GIVEN INSTRUCTION
Every line that holds "xlabel" should be shown.

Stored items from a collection
>> Start

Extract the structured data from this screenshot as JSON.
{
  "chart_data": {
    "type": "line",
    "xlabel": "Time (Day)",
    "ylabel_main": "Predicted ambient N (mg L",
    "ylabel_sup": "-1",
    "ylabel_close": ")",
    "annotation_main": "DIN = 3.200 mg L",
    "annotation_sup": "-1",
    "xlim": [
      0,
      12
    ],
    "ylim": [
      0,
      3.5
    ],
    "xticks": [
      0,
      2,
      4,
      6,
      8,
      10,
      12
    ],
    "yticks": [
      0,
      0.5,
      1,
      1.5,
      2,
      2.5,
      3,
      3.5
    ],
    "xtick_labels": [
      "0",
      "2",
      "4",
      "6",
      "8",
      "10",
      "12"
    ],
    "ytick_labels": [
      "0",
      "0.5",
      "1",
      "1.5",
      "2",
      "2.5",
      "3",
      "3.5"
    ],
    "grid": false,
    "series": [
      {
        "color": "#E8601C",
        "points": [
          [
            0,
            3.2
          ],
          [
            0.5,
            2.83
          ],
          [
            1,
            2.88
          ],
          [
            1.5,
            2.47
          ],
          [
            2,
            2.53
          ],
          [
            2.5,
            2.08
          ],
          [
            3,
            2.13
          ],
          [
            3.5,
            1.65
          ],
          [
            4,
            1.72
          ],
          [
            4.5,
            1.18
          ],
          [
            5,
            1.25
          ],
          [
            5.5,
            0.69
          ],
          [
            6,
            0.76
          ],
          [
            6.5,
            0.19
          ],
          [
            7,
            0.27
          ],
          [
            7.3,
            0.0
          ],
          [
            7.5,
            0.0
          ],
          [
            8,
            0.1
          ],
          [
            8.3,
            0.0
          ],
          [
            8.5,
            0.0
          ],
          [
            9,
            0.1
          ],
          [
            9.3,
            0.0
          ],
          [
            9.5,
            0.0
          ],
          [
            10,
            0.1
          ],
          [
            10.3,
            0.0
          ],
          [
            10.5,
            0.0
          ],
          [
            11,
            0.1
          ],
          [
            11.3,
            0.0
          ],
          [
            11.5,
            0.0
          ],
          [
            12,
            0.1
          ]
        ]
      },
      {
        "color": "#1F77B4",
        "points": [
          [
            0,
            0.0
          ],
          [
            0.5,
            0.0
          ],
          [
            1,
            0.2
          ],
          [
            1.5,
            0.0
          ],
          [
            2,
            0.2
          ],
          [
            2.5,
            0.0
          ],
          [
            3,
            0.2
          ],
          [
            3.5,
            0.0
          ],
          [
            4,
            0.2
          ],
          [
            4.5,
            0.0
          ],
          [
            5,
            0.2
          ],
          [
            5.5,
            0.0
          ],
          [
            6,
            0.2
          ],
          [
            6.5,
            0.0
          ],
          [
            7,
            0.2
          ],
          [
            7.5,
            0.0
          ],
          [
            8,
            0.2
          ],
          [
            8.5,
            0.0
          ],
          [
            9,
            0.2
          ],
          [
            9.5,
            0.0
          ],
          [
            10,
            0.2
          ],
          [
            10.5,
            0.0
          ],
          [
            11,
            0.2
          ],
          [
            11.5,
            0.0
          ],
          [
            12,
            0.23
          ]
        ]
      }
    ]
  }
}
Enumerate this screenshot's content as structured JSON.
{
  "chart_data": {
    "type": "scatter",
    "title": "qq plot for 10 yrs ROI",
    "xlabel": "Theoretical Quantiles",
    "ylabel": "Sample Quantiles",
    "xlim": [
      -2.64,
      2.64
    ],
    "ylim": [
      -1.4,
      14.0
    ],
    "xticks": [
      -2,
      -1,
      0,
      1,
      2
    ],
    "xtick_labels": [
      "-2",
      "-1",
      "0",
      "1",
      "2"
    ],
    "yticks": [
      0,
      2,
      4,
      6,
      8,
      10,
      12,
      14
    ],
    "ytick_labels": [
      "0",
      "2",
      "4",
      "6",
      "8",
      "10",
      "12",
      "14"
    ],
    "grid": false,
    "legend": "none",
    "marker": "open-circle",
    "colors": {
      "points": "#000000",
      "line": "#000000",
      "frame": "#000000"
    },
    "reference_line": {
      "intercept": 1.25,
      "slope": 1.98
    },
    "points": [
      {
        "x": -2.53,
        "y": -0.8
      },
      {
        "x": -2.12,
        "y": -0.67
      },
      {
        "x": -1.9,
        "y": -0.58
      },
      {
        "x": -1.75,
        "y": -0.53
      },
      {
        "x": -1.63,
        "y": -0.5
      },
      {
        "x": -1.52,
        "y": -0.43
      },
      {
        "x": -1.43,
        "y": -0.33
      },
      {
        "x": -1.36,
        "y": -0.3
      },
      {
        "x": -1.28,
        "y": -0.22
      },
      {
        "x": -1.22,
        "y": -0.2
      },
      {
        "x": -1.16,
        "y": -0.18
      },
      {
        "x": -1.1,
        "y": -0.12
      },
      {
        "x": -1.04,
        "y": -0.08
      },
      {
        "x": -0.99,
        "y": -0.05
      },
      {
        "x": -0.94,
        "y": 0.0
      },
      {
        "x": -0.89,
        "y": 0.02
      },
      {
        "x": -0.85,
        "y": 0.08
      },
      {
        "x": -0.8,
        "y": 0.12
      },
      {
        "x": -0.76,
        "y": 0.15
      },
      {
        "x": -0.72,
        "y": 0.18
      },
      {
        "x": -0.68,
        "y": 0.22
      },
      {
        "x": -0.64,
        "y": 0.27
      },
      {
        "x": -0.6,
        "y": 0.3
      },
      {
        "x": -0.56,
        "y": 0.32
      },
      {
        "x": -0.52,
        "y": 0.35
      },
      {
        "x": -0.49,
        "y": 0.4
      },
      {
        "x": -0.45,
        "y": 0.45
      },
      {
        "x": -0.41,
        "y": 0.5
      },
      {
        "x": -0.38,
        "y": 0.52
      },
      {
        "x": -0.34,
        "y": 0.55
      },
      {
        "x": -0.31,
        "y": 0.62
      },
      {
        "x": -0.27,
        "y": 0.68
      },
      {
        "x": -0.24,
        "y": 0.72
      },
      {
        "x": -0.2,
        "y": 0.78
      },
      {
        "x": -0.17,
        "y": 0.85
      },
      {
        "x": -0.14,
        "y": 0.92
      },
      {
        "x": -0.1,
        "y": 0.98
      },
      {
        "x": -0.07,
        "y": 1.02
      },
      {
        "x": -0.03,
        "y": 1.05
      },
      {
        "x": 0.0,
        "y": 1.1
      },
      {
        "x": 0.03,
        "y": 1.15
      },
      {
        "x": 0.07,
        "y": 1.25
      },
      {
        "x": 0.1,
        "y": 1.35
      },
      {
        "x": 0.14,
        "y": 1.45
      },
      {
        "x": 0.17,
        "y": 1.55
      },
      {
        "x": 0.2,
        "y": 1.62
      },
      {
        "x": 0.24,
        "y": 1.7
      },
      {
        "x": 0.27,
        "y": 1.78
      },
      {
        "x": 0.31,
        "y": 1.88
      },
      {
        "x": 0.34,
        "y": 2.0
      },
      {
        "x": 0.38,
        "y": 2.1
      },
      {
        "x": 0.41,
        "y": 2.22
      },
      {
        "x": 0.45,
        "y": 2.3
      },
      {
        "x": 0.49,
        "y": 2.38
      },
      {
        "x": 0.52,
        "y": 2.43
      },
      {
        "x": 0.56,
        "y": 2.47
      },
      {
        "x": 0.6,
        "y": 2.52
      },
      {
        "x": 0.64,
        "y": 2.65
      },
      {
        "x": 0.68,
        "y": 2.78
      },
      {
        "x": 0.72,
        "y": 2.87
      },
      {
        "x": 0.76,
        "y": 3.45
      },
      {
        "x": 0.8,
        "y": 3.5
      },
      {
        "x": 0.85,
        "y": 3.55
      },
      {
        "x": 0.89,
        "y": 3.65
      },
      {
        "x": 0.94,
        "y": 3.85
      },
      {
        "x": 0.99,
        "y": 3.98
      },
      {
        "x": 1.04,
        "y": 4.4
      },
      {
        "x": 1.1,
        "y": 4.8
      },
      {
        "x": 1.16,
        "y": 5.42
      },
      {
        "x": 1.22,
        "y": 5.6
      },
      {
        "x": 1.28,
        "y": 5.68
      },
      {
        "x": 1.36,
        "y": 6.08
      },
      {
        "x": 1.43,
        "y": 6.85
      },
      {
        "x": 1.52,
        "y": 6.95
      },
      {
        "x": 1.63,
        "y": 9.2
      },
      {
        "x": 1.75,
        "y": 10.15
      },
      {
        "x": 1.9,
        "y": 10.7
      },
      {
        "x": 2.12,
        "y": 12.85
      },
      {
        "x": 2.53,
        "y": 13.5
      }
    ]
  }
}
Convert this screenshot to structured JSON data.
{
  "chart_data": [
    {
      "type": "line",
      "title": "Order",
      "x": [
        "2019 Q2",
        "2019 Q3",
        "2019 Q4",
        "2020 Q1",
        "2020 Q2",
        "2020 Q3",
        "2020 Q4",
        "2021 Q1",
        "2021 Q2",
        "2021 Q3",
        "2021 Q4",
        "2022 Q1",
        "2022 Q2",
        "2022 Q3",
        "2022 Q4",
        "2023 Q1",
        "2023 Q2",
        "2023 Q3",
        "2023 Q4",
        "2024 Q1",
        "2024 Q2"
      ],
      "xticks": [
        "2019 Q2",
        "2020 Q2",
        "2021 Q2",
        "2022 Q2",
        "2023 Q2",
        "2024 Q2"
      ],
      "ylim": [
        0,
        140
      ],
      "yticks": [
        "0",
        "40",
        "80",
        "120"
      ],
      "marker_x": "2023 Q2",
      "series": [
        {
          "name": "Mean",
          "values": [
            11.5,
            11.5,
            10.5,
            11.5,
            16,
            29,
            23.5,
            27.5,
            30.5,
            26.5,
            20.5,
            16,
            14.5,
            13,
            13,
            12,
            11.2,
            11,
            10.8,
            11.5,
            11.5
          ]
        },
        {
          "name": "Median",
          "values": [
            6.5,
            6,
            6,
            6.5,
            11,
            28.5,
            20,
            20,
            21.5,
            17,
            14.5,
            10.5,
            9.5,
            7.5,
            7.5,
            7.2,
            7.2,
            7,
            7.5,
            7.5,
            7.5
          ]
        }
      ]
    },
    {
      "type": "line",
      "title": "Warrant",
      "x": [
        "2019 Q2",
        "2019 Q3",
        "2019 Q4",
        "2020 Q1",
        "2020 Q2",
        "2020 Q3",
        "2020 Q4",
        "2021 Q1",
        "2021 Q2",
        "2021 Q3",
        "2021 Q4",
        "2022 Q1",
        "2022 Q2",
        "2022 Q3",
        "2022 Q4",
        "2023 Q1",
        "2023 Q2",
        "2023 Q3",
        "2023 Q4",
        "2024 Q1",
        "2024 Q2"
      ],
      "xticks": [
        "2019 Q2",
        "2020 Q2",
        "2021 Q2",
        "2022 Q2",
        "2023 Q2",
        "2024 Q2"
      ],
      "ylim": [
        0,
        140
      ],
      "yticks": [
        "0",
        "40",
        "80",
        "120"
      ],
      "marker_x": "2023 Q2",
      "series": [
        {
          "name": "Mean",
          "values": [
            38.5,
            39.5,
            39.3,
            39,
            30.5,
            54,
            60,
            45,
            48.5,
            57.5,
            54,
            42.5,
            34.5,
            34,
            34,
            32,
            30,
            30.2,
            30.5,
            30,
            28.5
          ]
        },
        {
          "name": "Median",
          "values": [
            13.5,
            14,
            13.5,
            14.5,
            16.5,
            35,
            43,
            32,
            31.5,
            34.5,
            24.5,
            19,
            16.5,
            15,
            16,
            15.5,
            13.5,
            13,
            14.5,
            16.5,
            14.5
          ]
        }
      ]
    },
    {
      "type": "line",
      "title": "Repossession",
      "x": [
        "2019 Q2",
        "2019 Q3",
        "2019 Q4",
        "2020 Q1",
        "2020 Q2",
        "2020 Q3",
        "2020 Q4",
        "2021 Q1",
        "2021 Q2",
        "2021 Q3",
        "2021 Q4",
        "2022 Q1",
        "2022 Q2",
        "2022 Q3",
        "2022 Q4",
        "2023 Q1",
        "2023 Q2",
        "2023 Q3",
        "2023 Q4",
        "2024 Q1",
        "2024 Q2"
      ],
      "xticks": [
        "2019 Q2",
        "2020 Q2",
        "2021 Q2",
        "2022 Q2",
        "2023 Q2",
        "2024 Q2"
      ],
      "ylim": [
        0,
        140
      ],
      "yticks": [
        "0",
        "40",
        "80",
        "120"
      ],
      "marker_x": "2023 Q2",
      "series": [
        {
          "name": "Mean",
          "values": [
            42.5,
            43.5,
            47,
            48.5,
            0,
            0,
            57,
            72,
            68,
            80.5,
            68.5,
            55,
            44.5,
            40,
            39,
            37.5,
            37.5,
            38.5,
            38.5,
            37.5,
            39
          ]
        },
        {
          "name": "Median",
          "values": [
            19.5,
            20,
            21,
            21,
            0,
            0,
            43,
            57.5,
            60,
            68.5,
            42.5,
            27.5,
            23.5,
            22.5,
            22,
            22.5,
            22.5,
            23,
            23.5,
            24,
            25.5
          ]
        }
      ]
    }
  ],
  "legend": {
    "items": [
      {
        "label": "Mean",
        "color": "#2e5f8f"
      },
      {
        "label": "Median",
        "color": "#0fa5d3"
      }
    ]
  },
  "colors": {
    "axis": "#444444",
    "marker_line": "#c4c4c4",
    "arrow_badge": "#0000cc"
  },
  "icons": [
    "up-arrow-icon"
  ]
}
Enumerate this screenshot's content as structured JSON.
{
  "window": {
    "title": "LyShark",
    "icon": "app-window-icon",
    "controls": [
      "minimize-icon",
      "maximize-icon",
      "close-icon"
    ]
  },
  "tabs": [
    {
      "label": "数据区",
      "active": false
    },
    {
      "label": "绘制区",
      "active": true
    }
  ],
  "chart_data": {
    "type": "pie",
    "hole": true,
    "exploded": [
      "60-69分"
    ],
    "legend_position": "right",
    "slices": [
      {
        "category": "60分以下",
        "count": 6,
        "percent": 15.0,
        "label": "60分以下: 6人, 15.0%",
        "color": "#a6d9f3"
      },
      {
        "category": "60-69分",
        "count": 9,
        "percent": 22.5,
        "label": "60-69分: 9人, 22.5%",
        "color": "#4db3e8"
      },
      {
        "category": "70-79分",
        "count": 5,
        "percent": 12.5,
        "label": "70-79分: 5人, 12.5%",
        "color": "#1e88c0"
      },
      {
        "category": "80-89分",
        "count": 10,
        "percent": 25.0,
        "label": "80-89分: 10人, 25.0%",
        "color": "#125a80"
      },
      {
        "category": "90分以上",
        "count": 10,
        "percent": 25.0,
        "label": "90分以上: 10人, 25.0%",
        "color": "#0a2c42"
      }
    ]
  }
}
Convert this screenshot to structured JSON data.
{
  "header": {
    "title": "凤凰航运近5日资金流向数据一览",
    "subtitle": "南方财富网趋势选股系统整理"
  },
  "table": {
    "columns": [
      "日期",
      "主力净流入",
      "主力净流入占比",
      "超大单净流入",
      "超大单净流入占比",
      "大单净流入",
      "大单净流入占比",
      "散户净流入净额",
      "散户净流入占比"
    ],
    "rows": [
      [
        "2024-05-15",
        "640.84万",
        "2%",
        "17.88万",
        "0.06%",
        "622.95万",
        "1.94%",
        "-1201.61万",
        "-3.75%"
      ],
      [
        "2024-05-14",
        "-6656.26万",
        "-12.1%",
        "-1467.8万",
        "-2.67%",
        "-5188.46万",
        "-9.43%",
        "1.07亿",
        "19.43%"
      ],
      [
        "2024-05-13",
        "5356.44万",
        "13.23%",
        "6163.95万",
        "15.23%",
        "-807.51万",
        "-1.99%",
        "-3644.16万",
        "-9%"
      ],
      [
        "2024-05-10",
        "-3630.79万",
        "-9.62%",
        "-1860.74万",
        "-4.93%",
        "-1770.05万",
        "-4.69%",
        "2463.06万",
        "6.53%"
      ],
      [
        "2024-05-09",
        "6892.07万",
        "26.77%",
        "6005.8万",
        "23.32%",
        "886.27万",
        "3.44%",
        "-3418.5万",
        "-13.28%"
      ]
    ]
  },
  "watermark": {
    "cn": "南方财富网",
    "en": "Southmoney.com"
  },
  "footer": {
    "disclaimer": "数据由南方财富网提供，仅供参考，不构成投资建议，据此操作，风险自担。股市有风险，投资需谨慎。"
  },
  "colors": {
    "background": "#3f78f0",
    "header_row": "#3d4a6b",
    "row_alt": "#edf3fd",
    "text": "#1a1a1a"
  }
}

>> End

EXERCISE RESPONSE
    "xlabel": "Time (Day)",
    "xlabel": "Theoretical Quantiles",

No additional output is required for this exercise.